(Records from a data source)

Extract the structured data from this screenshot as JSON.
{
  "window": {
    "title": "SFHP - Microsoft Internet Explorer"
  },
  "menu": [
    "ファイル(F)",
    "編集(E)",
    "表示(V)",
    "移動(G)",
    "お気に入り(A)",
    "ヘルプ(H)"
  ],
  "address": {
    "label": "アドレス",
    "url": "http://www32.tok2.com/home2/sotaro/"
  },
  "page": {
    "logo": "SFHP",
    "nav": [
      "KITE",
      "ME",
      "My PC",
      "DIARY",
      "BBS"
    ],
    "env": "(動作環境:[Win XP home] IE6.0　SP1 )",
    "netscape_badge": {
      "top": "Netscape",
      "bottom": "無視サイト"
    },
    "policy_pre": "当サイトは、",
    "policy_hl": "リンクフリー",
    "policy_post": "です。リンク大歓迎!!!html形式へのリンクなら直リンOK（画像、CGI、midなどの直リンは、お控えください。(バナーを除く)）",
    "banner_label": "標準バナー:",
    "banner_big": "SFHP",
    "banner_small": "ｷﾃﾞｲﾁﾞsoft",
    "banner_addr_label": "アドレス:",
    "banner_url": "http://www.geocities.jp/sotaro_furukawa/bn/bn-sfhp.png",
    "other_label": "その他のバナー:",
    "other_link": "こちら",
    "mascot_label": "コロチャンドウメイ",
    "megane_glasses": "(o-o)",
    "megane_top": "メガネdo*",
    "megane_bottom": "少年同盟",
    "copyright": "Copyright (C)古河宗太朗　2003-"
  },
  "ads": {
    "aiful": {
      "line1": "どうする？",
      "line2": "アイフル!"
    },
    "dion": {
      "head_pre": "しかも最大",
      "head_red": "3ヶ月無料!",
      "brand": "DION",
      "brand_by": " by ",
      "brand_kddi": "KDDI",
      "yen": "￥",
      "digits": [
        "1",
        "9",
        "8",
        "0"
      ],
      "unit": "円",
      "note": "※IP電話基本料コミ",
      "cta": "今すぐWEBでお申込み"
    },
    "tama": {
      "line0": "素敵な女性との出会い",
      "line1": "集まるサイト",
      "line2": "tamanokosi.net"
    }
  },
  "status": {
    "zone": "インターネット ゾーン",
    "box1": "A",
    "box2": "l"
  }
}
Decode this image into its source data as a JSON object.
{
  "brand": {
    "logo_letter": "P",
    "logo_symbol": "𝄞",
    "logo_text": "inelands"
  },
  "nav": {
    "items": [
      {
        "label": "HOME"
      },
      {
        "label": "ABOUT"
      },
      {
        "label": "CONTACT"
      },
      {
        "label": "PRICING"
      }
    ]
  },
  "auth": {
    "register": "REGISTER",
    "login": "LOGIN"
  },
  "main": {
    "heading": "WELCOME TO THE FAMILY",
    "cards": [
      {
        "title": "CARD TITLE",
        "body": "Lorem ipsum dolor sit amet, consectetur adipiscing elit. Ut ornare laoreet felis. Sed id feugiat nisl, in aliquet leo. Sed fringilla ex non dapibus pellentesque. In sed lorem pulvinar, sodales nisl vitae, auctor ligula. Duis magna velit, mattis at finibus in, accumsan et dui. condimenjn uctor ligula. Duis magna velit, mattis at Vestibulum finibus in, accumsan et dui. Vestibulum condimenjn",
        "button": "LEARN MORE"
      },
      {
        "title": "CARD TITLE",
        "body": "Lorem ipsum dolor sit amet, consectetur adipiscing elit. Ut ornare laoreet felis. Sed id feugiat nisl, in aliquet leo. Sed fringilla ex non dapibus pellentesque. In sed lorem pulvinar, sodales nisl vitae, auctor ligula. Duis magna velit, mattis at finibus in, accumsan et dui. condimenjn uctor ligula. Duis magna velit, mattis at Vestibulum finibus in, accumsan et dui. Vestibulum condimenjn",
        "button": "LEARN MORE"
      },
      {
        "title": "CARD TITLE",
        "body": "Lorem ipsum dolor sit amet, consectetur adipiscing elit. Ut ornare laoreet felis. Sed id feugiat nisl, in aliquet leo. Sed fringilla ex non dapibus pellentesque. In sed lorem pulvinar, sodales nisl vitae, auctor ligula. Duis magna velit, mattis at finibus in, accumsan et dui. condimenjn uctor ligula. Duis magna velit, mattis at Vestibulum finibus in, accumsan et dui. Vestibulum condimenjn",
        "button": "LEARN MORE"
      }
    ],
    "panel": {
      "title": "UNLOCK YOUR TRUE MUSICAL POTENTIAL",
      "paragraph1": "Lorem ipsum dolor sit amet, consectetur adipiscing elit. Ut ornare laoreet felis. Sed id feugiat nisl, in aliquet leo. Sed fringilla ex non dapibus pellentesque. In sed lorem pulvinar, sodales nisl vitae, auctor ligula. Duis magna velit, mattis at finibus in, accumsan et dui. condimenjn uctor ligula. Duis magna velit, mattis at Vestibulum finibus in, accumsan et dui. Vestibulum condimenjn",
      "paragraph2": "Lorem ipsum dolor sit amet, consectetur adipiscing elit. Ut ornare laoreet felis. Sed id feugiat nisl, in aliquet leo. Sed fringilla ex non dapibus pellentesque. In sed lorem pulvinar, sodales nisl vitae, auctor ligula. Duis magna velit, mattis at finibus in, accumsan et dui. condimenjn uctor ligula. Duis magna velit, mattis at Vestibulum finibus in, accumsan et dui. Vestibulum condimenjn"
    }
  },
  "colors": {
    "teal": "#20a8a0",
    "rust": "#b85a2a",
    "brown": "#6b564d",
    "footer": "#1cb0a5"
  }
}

...

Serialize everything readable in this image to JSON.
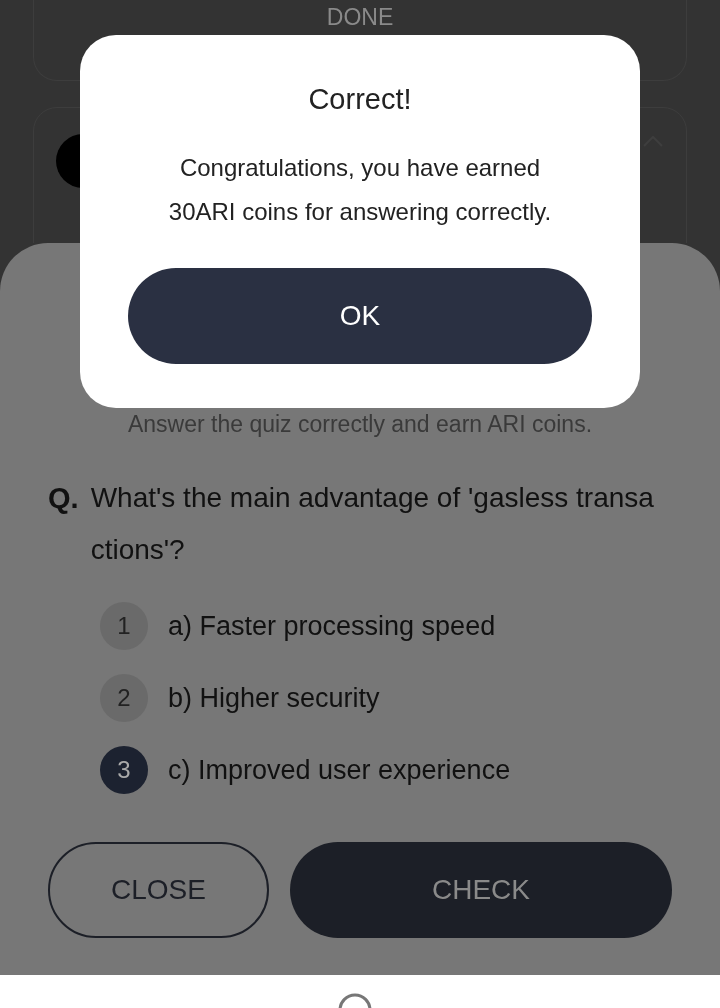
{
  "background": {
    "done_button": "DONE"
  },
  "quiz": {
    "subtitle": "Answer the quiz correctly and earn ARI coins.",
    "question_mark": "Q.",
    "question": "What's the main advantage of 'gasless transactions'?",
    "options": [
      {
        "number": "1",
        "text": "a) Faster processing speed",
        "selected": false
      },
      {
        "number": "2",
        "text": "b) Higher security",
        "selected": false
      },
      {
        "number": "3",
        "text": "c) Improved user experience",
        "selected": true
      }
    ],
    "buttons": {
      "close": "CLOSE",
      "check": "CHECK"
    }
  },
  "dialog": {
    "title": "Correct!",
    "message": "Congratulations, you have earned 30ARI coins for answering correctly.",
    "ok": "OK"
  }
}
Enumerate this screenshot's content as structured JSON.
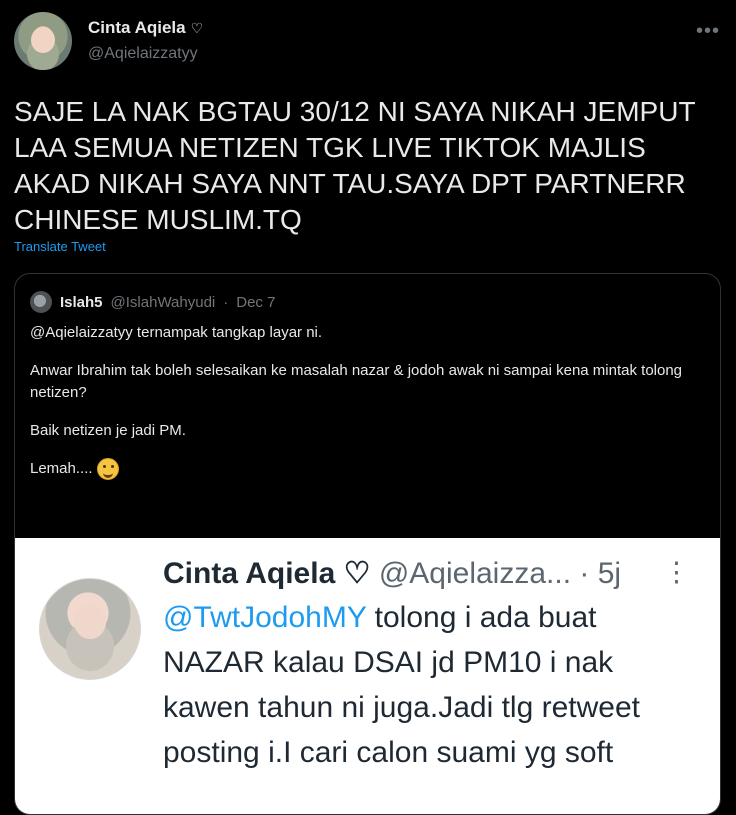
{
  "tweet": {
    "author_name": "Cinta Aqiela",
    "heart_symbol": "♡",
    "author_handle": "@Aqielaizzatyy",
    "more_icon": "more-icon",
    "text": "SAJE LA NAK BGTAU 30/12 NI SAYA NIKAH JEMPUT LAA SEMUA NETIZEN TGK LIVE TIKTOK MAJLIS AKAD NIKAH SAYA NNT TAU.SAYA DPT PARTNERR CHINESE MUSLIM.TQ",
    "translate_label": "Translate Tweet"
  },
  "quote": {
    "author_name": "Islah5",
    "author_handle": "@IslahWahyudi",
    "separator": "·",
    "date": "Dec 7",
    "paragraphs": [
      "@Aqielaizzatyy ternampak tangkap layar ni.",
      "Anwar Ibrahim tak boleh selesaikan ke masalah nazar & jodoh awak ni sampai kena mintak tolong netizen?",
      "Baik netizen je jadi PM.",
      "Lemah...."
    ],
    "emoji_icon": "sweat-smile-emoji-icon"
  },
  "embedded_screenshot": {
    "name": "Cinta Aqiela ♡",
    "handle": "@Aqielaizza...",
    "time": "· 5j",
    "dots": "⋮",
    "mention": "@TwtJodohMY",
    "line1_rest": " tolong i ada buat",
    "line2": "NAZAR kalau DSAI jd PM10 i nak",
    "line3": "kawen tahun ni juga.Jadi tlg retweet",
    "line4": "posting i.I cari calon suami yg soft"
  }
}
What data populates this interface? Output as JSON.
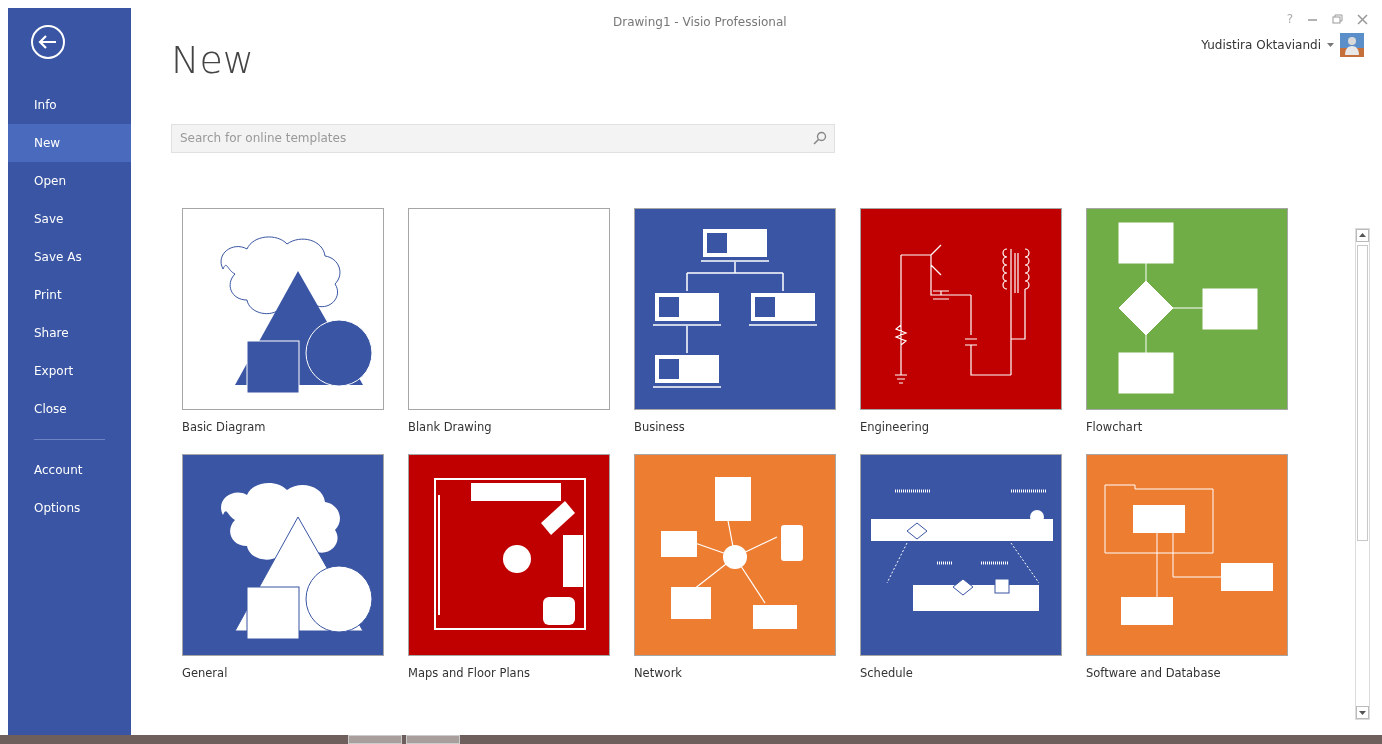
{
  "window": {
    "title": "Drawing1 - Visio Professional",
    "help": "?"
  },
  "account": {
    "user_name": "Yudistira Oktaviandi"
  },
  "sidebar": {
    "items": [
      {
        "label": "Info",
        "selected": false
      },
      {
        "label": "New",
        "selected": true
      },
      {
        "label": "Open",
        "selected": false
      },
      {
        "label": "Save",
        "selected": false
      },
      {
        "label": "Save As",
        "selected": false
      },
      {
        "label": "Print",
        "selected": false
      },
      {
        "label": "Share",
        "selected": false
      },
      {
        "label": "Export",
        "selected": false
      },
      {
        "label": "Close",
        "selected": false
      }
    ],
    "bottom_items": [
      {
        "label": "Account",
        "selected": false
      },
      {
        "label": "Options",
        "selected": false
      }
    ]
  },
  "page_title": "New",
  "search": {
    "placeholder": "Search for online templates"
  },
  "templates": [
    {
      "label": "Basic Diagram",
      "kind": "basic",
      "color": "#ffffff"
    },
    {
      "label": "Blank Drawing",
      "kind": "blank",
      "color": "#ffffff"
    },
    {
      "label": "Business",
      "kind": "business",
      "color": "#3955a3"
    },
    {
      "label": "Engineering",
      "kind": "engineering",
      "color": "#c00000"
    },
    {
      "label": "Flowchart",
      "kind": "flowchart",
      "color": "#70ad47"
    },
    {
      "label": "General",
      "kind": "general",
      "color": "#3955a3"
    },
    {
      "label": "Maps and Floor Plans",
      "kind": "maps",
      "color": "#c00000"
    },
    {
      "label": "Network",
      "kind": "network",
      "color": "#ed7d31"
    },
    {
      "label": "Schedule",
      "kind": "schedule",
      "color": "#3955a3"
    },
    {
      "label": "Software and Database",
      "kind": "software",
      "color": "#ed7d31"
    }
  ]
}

> OBJECTIVE:
Establish how many lines of the records contain the string "Aqielaizzatyy" and state that number without elaboration.

> EXERCISE RESPONSE:
2